Problem | Copy all entries without alteration and skip the pictures they hold.

Supplied entries |
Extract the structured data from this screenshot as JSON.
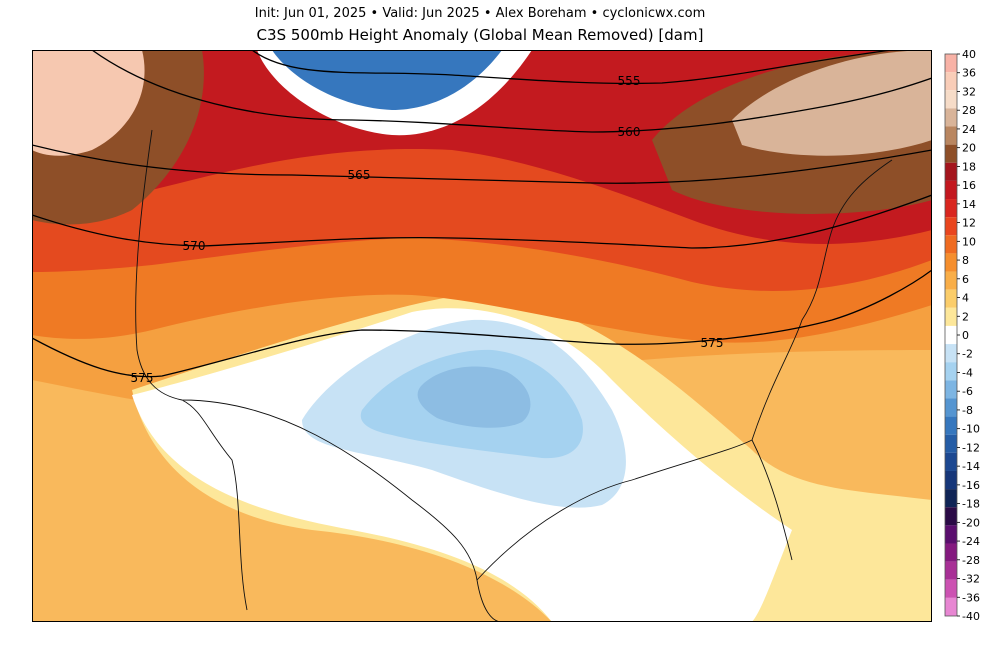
{
  "header": {
    "line1": "Init: Jun 01, 2025  •  Valid: Jun 2025  •  Alex Boreham  •  cyclonicwx.com",
    "line2": "C3S 500mb Height Anomaly (Global Mean Removed) [dam]"
  },
  "contours": [
    {
      "label": "555"
    },
    {
      "label": "560"
    },
    {
      "label": "565"
    },
    {
      "label": "570"
    },
    {
      "label": "575"
    },
    {
      "label": "575"
    }
  ],
  "colorbar": {
    "ticks": [
      "40",
      "36",
      "32",
      "28",
      "24",
      "20",
      "18",
      "16",
      "14",
      "12",
      "10",
      "8",
      "6",
      "4",
      "2",
      "0",
      "-2",
      "-4",
      "-6",
      "-8",
      "-10",
      "-12",
      "-14",
      "-16",
      "-18",
      "-20",
      "-24",
      "-28",
      "-32",
      "-36",
      "-40"
    ],
    "colors": [
      "#f8b2a6",
      "#f9cdb8",
      "#f6dcc8",
      "#d9b499",
      "#b98660",
      "#8e4f28",
      "#a4151d",
      "#c3171f",
      "#d9261f",
      "#e9451e",
      "#ef6b21",
      "#f58e2d",
      "#f9ae48",
      "#fbcd6a",
      "#fde79a",
      "#ffffff",
      "#c7e2f5",
      "#a5d2f0",
      "#7db5e3",
      "#5595d1",
      "#3677be",
      "#255da6",
      "#1c4891",
      "#163679",
      "#0f2456",
      "#2a0a46",
      "#5a0e6e",
      "#84197f",
      "#a83096",
      "#cc52b2",
      "#e786d2"
    ]
  }
}
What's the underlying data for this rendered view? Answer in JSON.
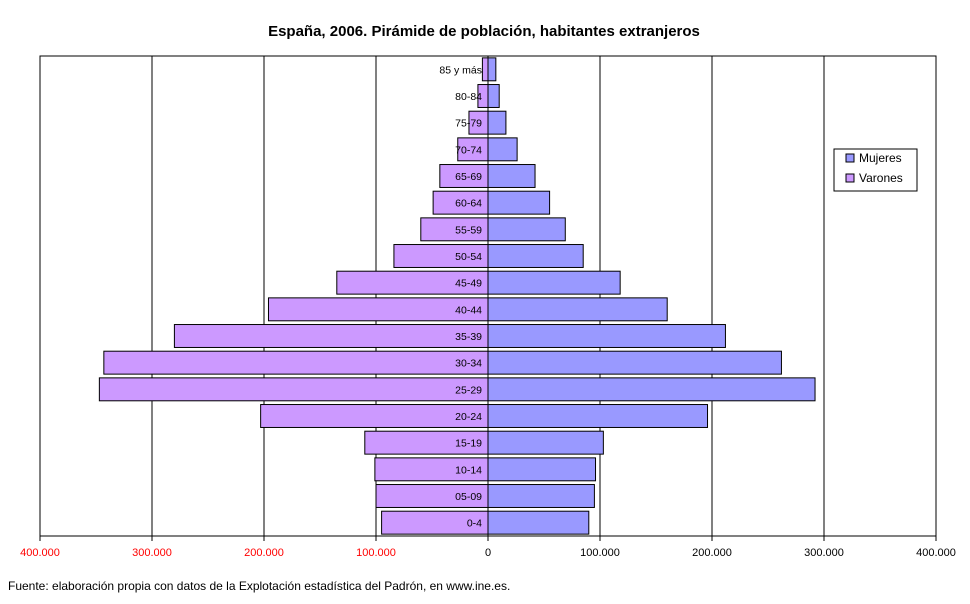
{
  "chart_data": {
    "type": "bar",
    "orientation": "horizontal-pyramid",
    "title": "España, 2006. Pirámide de población, habitantes extranjeros",
    "categories": [
      "0-4",
      "05-09",
      "10-14",
      "15-19",
      "20-24",
      "25-29",
      "30-34",
      "35-39",
      "40-44",
      "45-49",
      "50-54",
      "55-59",
      "60-64",
      "65-69",
      "70-74",
      "75-79",
      "80-84",
      "85 y más"
    ],
    "series": [
      {
        "name": "Mujeres",
        "color": "#9999ff",
        "values": [
          90000,
          95000,
          96000,
          103000,
          196000,
          292000,
          262000,
          212000,
          160000,
          118000,
          85000,
          69000,
          55000,
          42000,
          26000,
          16000,
          10000,
          7000
        ]
      },
      {
        "name": "Varones",
        "color": "#cc99ff",
        "values": [
          95000,
          100000,
          101000,
          110000,
          203000,
          347000,
          343000,
          280000,
          196000,
          135000,
          84000,
          60000,
          49000,
          43000,
          27000,
          17000,
          9000,
          5000
        ]
      }
    ],
    "xlim": [
      -400000,
      400000
    ],
    "xticks": [
      "400.000",
      "300.000",
      "200.000",
      "100.000",
      "0",
      "100.000",
      "200.000",
      "300.000",
      "400.000"
    ],
    "legend_position": "right",
    "grid": "vertical",
    "negative_tick_color": "#ff0000"
  },
  "footer": "Fuente: elaboración propia con datos de la Explotación estadística del Padrón, en www.ine.es."
}
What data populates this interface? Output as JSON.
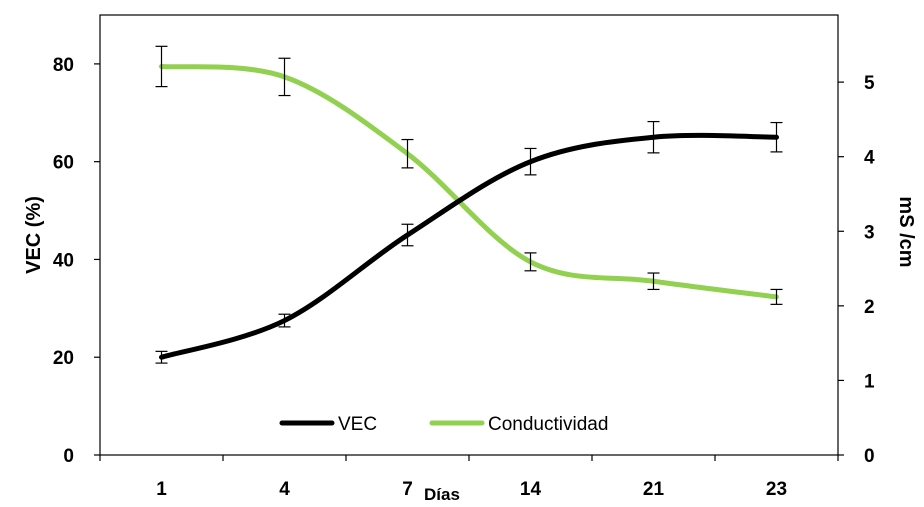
{
  "chart_data": {
    "type": "line",
    "title": "",
    "xlabel": "Días",
    "ylabel": "VEC (%)",
    "y2label": "mS /cm",
    "categories": [
      "1",
      "4",
      "7",
      "14",
      "21",
      "23"
    ],
    "ylim": [
      0,
      90
    ],
    "y2lim": [
      0,
      5.9
    ],
    "yticks": [
      0,
      20,
      40,
      60,
      80
    ],
    "y2ticks": [
      0,
      1,
      2,
      3,
      4,
      5
    ],
    "legend_position": "bottom-center",
    "series": [
      {
        "name": "VEC",
        "axis": "left",
        "color": "#000000",
        "values": [
          20,
          27.5,
          45,
          60,
          65,
          65
        ],
        "error": [
          1.2,
          1.3,
          2.2,
          2.7,
          3.2,
          3.0
        ]
      },
      {
        "name": "Conductividad",
        "axis": "right",
        "color": "#92d050",
        "values": [
          5.21,
          5.07,
          4.04,
          2.59,
          2.33,
          2.12
        ],
        "error": [
          0.27,
          0.25,
          0.19,
          0.12,
          0.11,
          0.1
        ]
      }
    ]
  }
}
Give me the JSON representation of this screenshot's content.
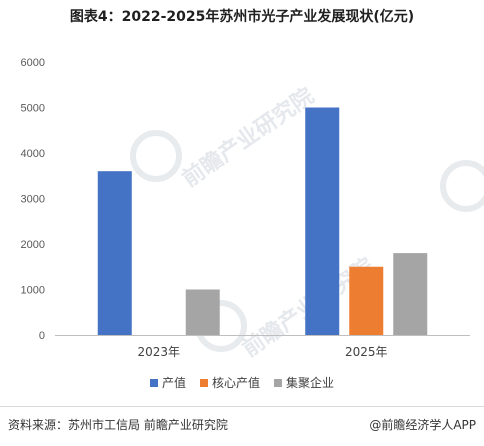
{
  "title": "图表4：2022-2025年苏州市光子产业发展现状(亿元)",
  "watermark_text": "前瞻产业研究院",
  "source": "资料来源：苏州市工信局 前瞻产业研究院",
  "brand": "@前瞻经济学人APP",
  "colors": {
    "accent": "#4472C4",
    "core": "#ED7D31",
    "cluster": "#A5A5A5"
  },
  "chart_data": {
    "type": "bar",
    "categories": [
      "2023年",
      "2025年"
    ],
    "series": [
      {
        "name": "产值",
        "color": "#4472C4",
        "values": [
          3600,
          5000
        ]
      },
      {
        "name": "核心产值",
        "color": "#ED7D31",
        "values": [
          null,
          1500
        ]
      },
      {
        "name": "集聚企业",
        "color": "#A5A5A5",
        "values": [
          1000,
          1800
        ]
      }
    ],
    "ylim": [
      0,
      6000
    ],
    "yticks": [
      "0",
      "1000",
      "2000",
      "3000",
      "4000",
      "5000",
      "6000"
    ],
    "xlabel": "",
    "ylabel": "",
    "grid": false,
    "legend_position": "bottom"
  }
}
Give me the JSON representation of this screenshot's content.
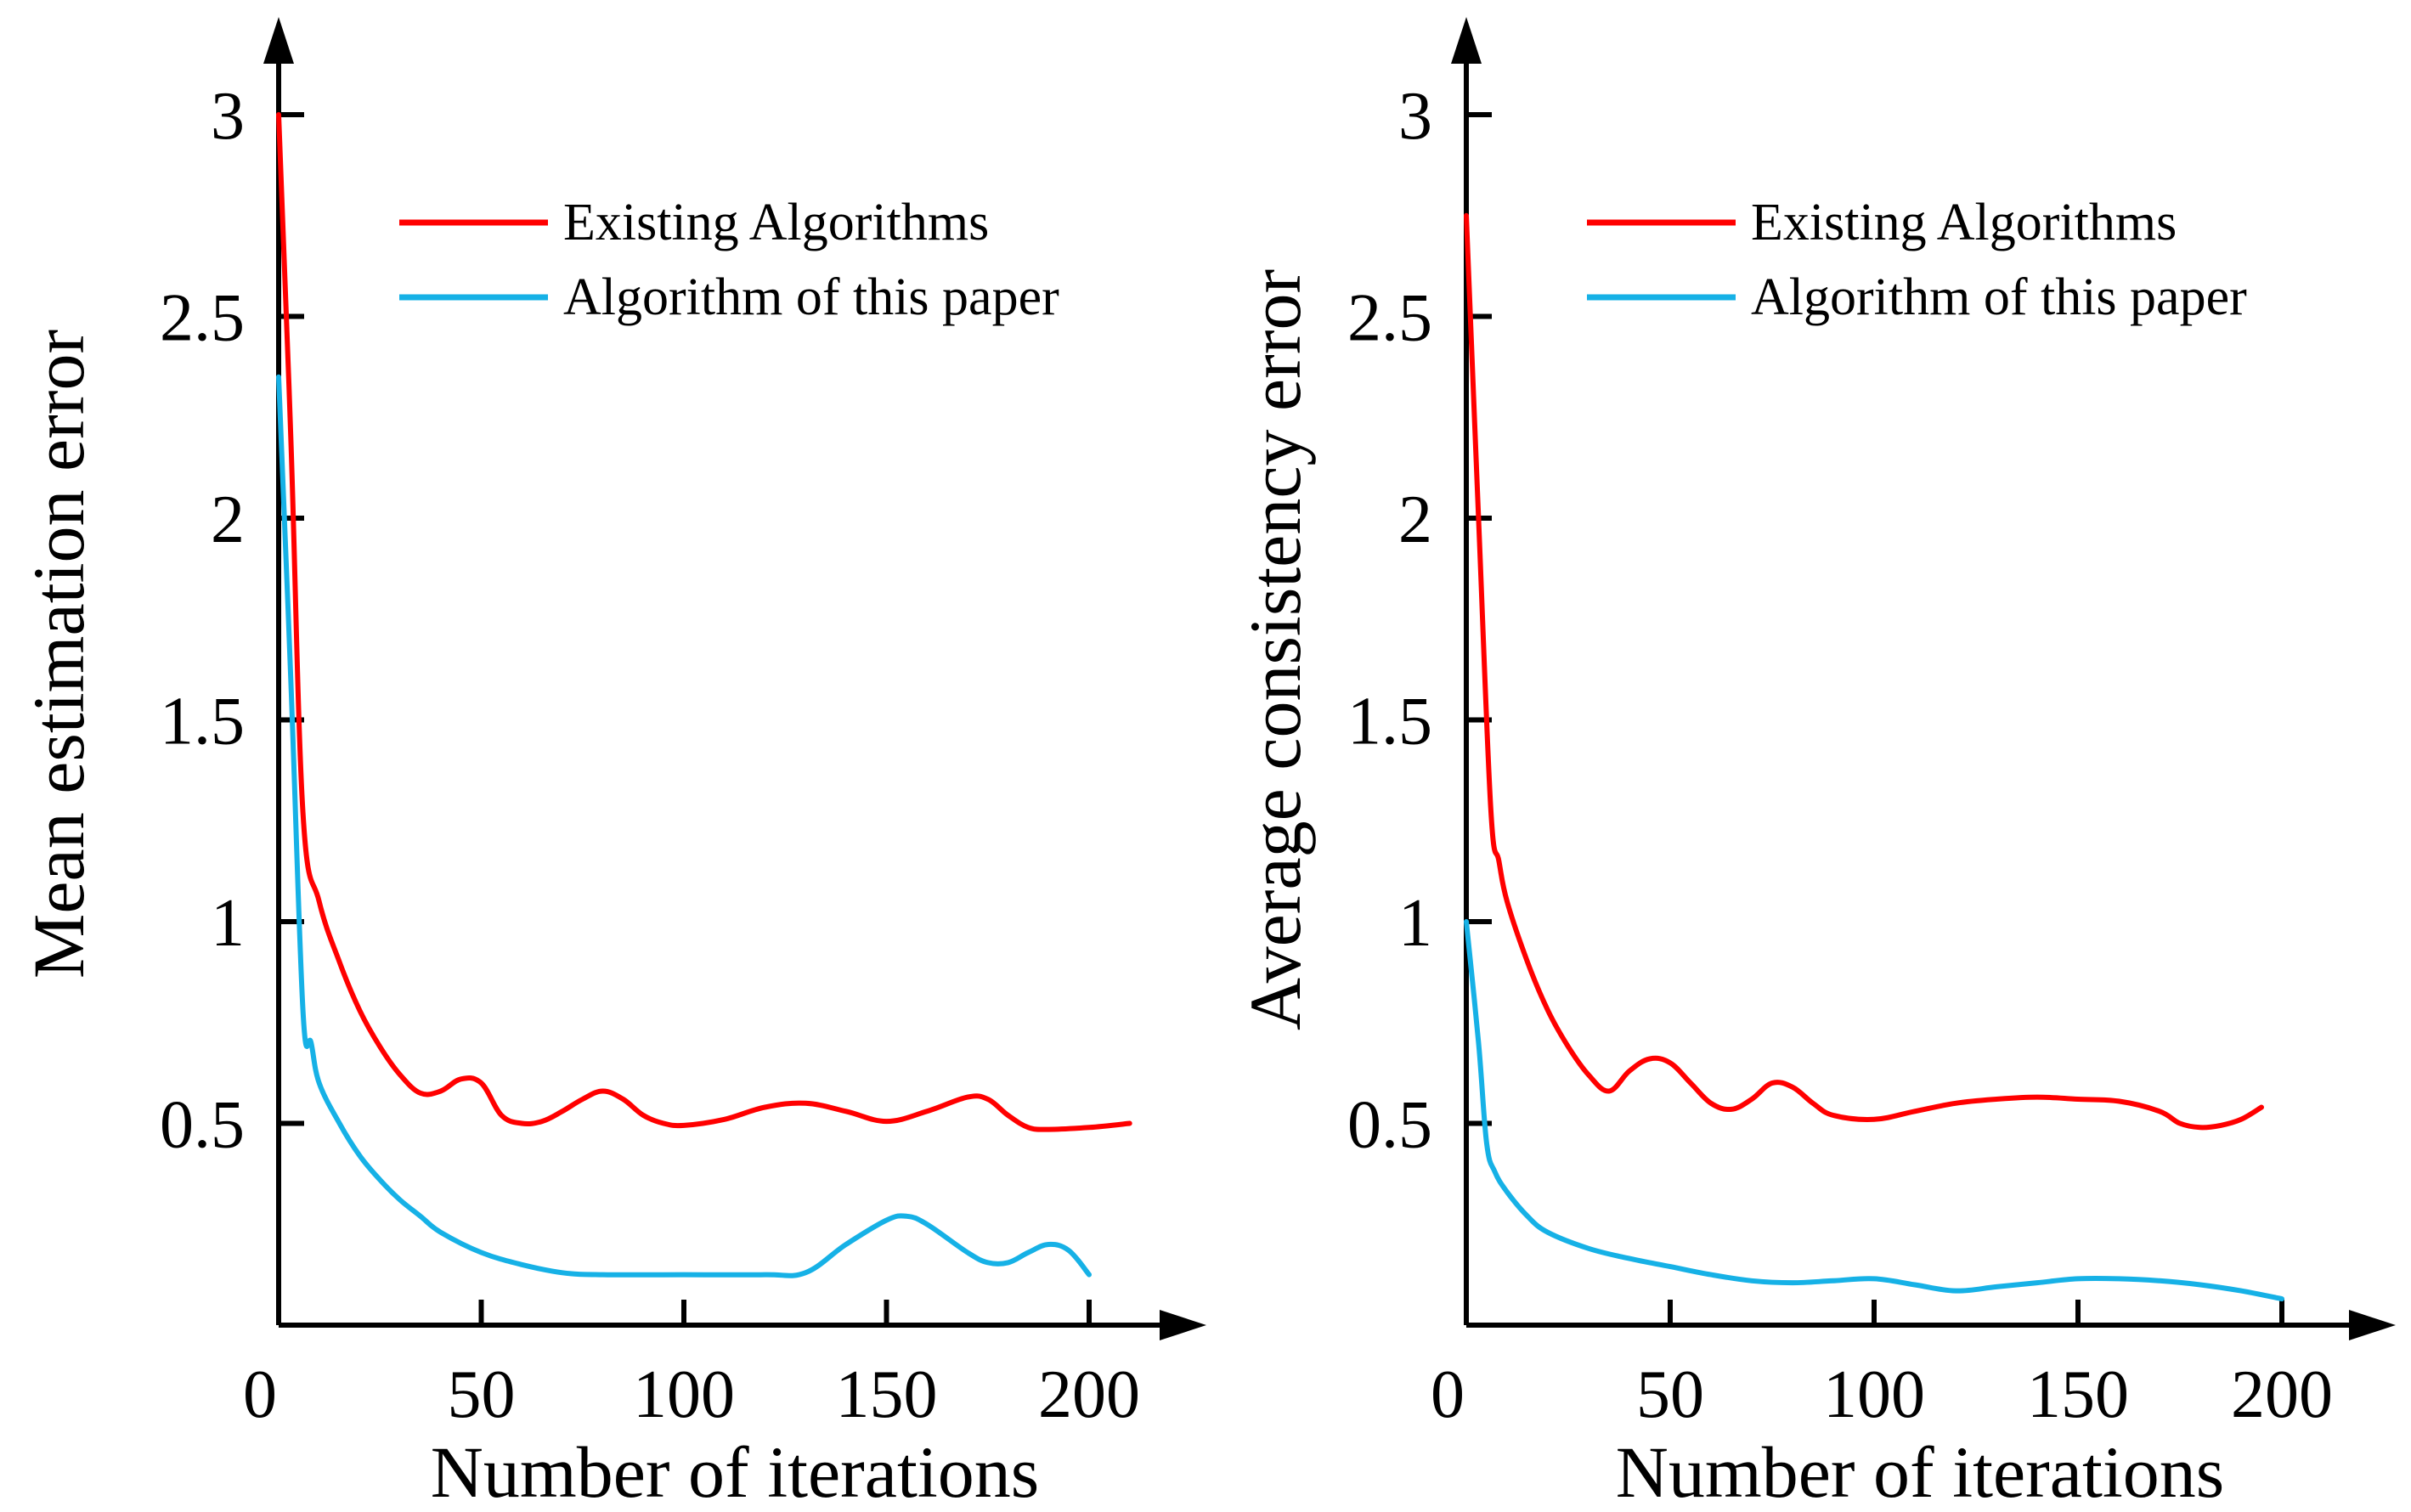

Problem solution |
Extract the structured data from this screenshot as JSON.
{
  "header": {
    "line1": "Init: Jun 01, 2025  •  Valid: Jun 2025  •  Alex Boreham  •  cyclonicwx.com",
    "line2": "C3S 500mb Height Anomaly (Global Mean Removed) [dam]"
  },
  "contours": [
    {
      "label": "555"
    },
    {
      "label": "560"
    },
    {
      "label": "565"
    },
    {
      "label": "570"
    },
    {
      "label": "575"
    },
    {
      "label": "575"
    }
  ],
  "colorbar": {
    "ticks": [
      "40",
      "36",
      "32",
      "28",
      "24",
      "20",
      "18",
      "16",
      "14",
      "12",
      "10",
      "8",
      "6",
      "4",
      "2",
      "0",
      "-2",
      "-4",
      "-6",
      "-8",
      "-10",
      "-12",
      "-14",
      "-16",
      "-18",
      "-20",
      "-24",
      "-28",
      "-32",
      "-36",
      "-40"
    ],
    "colors": [
      "#f8b2a6",
      "#f9cdb8",
      "#f6dcc8",
      "#d9b499",
      "#b98660",
      "#8e4f28",
      "#a4151d",
      "#c3171f",
      "#d9261f",
      "#e9451e",
      "#ef6b21",
      "#f58e2d",
      "#f9ae48",
      "#fbcd6a",
      "#fde79a",
      "#ffffff",
      "#c7e2f5",
      "#a5d2f0",
      "#7db5e3",
      "#5595d1",
      "#3677be",
      "#255da6",
      "#1c4891",
      "#163679",
      "#0f2456",
      "#2a0a46",
      "#5a0e6e",
      "#84197f",
      "#a83096",
      "#cc52b2",
      "#e786d2"
    ]
  }
}
What's the underlying data for this rendered view? Answer in JSON.
{
  "chart_data": {
    "type": "bar",
    "orientation": "horizontal-pyramid",
    "title": "España, 2006. Pirámide de población, habitantes extranjeros",
    "categories": [
      "0-4",
      "05-09",
      "10-14",
      "15-19",
      "20-24",
      "25-29",
      "30-34",
      "35-39",
      "40-44",
      "45-49",
      "50-54",
      "55-59",
      "60-64",
      "65-69",
      "70-74",
      "75-79",
      "80-84",
      "85 y más"
    ],
    "series": [
      {
        "name": "Mujeres",
        "color": "#9999ff",
        "values": [
          90000,
          95000,
          96000,
          103000,
          196000,
          292000,
          262000,
          212000,
          160000,
          118000,
          85000,
          69000,
          55000,
          42000,
          26000,
          16000,
          10000,
          7000
        ]
      },
      {
        "name": "Varones",
        "color": "#cc99ff",
        "values": [
          95000,
          100000,
          101000,
          110000,
          203000,
          347000,
          343000,
          280000,
          196000,
          135000,
          84000,
          60000,
          49000,
          43000,
          27000,
          17000,
          9000,
          5000
        ]
      }
    ],
    "xlim": [
      -400000,
      400000
    ],
    "xticks": [
      "400.000",
      "300.000",
      "200.000",
      "100.000",
      "0",
      "100.000",
      "200.000",
      "300.000",
      "400.000"
    ],
    "legend_position": "right",
    "grid": "vertical",
    "negative_tick_color": "#ff0000"
  },
  "footer": "Fuente: elaboración propia con datos de la Explotación estadística del Padrón, en www.ine.es."
}
What data populates this interface? Output as JSON.
{
  "chart_data": {
    "type": "line",
    "title": "",
    "xlabel": "Días",
    "ylabel": "VEC (%)",
    "y2label": "mS /cm",
    "categories": [
      "1",
      "4",
      "7",
      "14",
      "21",
      "23"
    ],
    "ylim": [
      0,
      90
    ],
    "y2lim": [
      0,
      5.9
    ],
    "yticks": [
      0,
      20,
      40,
      60,
      80
    ],
    "y2ticks": [
      0,
      1,
      2,
      3,
      4,
      5
    ],
    "legend_position": "bottom-center",
    "series": [
      {
        "name": "VEC",
        "axis": "left",
        "color": "#000000",
        "values": [
          20,
          27.5,
          45,
          60,
          65,
          65
        ],
        "error": [
          1.2,
          1.3,
          2.2,
          2.7,
          3.2,
          3.0
        ]
      },
      {
        "name": "Conductividad",
        "axis": "right",
        "color": "#92d050",
        "values": [
          5.21,
          5.07,
          4.04,
          2.59,
          2.33,
          2.12
        ],
        "error": [
          0.27,
          0.25,
          0.19,
          0.12,
          0.11,
          0.1
        ]
      }
    ]
  }
}
Give me the JSON representation of this screenshot's content.
{
  "title": "图表4：2022-2025年苏州市光子产业发展现状(亿元)",
  "watermark_text": "前瞻产业研究院",
  "source": "资料来源：苏州市工信局 前瞻产业研究院",
  "brand": "@前瞻经济学人APP",
  "colors": {
    "accent": "#4472C4",
    "core": "#ED7D31",
    "cluster": "#A5A5A5"
  },
  "chart_data": {
    "type": "bar",
    "categories": [
      "2023年",
      "2025年"
    ],
    "series": [
      {
        "name": "产值",
        "color": "#4472C4",
        "values": [
          3600,
          5000
        ]
      },
      {
        "name": "核心产值",
        "color": "#ED7D31",
        "values": [
          null,
          1500
        ]
      },
      {
        "name": "集聚企业",
        "color": "#A5A5A5",
        "values": [
          1000,
          1800
        ]
      }
    ],
    "ylim": [
      0,
      6000
    ],
    "yticks": [
      "0",
      "1000",
      "2000",
      "3000",
      "4000",
      "5000",
      "6000"
    ],
    "xlabel": "",
    "ylabel": "",
    "grid": false,
    "legend_position": "bottom"
  }
}
Give me the JSON representation of this screenshot's content.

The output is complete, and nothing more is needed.